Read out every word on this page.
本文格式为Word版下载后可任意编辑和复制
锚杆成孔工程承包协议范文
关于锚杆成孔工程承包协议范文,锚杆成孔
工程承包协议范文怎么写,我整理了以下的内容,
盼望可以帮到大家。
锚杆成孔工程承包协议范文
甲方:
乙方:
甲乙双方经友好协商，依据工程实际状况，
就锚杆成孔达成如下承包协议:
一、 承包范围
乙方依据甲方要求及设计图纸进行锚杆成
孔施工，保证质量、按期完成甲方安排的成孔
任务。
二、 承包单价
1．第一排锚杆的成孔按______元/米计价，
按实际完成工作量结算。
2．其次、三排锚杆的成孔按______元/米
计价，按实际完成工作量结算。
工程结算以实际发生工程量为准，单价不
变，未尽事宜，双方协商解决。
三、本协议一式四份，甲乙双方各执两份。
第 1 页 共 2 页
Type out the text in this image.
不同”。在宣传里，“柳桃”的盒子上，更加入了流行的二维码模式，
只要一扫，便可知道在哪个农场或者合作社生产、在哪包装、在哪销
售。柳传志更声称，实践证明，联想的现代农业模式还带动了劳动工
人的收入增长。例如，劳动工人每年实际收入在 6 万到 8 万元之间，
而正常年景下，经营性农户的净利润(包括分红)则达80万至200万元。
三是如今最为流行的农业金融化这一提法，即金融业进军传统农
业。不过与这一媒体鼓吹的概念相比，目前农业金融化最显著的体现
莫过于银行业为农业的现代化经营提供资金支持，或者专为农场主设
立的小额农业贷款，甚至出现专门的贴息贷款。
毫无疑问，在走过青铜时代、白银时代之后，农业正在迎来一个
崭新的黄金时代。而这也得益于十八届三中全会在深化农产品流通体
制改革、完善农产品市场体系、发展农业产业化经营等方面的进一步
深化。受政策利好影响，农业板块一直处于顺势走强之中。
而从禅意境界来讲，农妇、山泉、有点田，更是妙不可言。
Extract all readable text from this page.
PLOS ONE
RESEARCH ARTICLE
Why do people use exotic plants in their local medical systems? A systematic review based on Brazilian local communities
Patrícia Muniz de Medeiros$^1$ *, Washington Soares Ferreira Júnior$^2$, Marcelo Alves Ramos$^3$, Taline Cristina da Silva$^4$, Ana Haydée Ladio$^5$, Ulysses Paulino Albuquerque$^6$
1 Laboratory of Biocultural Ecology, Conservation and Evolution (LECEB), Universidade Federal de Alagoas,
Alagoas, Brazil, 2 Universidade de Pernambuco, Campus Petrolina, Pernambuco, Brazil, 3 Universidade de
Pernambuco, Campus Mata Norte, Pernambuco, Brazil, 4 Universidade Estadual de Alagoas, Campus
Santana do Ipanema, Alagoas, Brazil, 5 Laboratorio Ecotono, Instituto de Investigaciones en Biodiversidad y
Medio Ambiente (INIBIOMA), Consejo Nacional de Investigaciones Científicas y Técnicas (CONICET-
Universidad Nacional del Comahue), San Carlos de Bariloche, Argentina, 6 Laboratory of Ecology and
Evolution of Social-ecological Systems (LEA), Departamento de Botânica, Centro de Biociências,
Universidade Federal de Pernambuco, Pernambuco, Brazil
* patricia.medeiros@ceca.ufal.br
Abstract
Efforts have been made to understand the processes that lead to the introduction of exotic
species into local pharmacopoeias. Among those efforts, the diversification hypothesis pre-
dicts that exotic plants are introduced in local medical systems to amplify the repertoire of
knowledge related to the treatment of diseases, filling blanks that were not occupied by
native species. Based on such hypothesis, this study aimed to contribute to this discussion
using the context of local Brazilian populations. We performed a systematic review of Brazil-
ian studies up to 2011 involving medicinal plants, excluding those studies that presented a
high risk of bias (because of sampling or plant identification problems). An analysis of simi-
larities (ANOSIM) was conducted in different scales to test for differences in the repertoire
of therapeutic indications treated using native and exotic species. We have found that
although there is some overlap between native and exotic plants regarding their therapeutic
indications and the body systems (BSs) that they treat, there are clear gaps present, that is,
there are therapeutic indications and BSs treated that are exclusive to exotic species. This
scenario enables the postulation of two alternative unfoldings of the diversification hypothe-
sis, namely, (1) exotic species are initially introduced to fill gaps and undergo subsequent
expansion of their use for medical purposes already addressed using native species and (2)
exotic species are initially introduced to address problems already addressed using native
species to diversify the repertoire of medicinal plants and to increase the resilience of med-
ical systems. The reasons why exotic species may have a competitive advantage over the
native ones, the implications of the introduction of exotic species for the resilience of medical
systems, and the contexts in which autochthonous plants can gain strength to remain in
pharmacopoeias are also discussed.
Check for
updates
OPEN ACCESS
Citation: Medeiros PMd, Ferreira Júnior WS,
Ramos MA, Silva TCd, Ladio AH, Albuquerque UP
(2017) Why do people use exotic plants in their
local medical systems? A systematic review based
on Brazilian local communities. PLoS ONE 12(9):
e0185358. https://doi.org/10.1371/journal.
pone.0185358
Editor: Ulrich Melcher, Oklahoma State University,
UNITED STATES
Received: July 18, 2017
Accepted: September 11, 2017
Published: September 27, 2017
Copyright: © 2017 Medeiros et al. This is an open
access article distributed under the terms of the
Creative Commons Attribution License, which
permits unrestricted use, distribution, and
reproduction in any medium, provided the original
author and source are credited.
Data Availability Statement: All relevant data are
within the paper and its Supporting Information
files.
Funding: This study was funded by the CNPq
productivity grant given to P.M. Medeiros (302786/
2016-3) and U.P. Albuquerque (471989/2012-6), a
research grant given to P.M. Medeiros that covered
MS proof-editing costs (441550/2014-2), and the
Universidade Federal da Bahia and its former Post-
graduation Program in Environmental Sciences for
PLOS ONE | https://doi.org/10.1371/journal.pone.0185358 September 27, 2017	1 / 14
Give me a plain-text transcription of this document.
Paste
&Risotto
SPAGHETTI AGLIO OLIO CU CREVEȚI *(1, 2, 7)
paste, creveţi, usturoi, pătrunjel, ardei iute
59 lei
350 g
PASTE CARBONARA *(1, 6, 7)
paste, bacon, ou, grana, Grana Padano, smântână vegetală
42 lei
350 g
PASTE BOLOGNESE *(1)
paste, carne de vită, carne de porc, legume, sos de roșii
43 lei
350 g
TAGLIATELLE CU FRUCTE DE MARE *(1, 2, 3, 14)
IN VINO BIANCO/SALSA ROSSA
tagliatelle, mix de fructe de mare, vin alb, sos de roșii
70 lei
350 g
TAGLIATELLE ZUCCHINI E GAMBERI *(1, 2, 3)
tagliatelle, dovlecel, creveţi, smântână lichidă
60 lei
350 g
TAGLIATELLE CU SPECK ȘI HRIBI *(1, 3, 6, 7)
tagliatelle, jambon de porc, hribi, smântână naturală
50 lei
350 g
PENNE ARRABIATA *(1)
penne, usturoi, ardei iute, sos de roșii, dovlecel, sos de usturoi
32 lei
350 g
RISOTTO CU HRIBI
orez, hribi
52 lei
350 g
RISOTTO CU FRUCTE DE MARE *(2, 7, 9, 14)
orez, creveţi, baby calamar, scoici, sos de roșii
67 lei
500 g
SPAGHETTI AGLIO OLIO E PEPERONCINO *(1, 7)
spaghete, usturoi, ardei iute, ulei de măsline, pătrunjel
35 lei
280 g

● ● ● ●

- **PROBLEM DESCRIPTION**
Pull out all lines in the data above that include "roșii".

- **COMPLETE ANSWER**
paste, carne de vită, carne de porc, legume, sos de roșii
tagliatelle, mix de fructe de mare, vin alb, sos de roșii
penne, usturoi, ardei iute, sos de roșii, dovlecel, sos de usturoi
orez, creveţi, baby calamar, scoici, sos de roșii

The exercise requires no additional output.